**Material**
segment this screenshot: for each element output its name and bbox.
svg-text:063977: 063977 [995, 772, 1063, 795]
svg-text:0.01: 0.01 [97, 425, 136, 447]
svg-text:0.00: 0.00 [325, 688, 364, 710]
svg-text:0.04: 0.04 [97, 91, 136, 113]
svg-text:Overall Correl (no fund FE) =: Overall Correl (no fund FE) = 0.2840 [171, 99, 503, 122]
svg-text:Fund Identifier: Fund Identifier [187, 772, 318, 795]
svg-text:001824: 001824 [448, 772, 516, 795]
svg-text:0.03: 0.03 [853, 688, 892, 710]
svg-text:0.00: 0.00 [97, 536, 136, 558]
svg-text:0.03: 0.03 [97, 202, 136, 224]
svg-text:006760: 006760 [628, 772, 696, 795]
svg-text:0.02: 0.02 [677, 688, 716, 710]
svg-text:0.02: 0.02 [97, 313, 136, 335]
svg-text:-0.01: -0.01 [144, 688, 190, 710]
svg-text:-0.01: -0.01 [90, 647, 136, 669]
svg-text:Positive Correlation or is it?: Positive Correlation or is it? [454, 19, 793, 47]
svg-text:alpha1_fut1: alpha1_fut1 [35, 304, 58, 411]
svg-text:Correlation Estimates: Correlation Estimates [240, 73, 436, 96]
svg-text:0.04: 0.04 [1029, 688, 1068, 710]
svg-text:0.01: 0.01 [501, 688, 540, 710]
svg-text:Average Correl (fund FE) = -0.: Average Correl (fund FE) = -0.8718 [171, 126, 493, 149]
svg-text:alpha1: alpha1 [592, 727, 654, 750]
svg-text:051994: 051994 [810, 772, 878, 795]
==
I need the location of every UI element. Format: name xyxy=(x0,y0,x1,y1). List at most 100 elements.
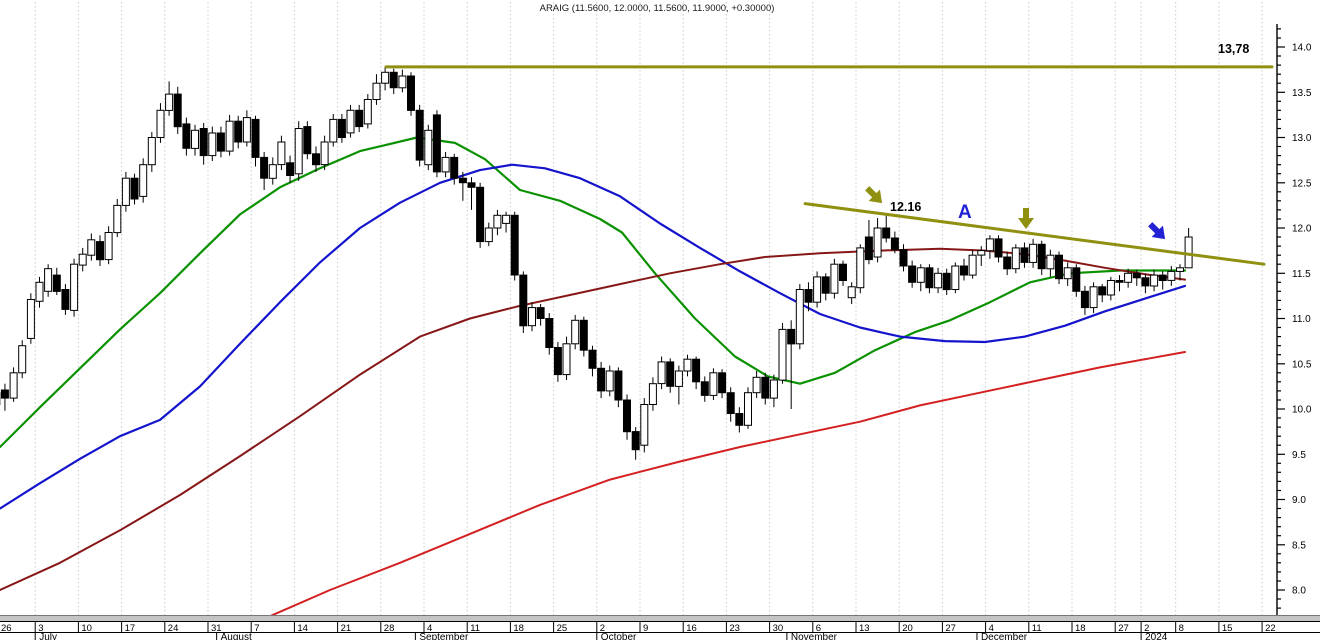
==
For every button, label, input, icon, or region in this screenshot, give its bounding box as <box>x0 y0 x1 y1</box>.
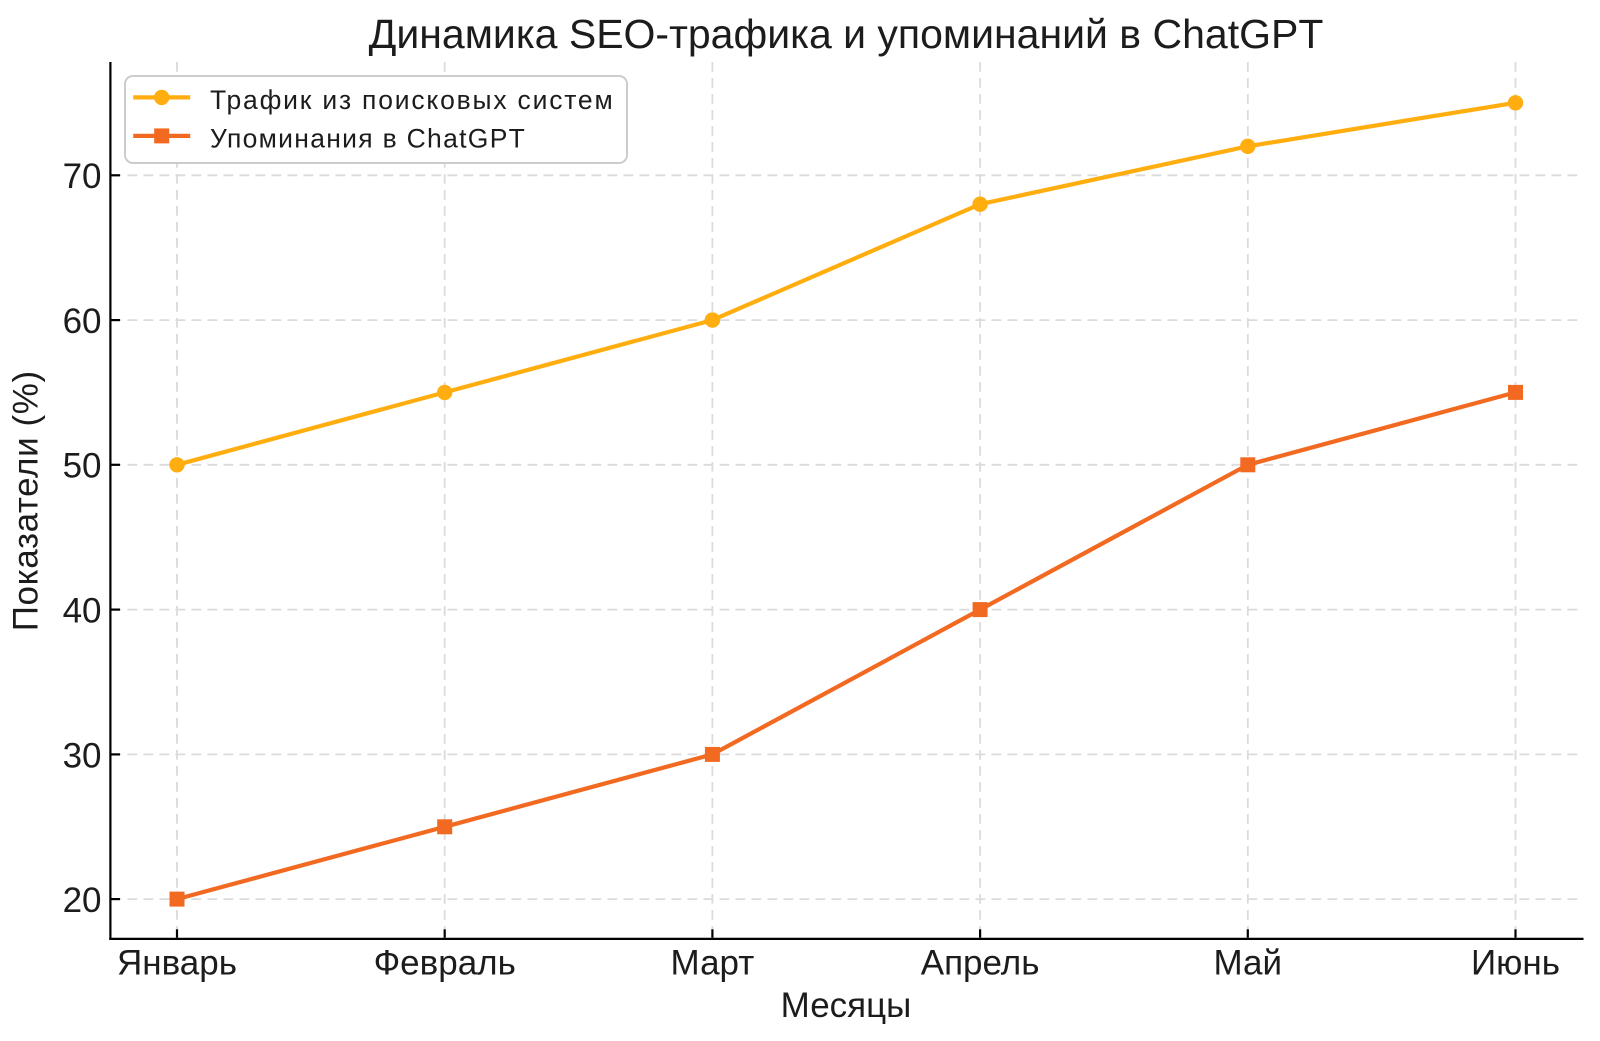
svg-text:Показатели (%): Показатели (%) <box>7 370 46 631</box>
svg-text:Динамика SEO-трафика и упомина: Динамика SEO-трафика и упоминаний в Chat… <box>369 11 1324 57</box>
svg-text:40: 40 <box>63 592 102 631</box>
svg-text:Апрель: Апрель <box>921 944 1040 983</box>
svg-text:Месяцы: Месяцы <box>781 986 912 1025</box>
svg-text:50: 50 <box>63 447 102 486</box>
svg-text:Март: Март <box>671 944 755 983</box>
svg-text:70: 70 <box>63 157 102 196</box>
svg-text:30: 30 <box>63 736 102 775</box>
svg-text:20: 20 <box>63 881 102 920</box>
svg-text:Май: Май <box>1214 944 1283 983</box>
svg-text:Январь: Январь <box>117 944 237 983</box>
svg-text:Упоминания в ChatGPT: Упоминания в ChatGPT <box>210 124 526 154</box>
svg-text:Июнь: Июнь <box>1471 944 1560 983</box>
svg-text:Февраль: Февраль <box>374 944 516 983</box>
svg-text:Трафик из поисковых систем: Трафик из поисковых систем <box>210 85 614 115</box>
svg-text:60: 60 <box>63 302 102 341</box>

**Task to complete**
Retype the records from the line with "segment this screenshot: for" up to and including the line with "svg-text:Overall Correl (no", keeping every character unchanged.

**Written response**
segment this screenshot: for each element output its name and bbox.
svg-text:063977: 063977 [995, 772, 1063, 795]
svg-text:0.01: 0.01 [97, 425, 136, 447]
svg-text:0.00: 0.00 [325, 688, 364, 710]
svg-text:0.04: 0.04 [97, 91, 136, 113]
svg-text:Overall Correl (no fund FE) =: Overall Correl (no fund FE) = 0.2840 [171, 99, 503, 122]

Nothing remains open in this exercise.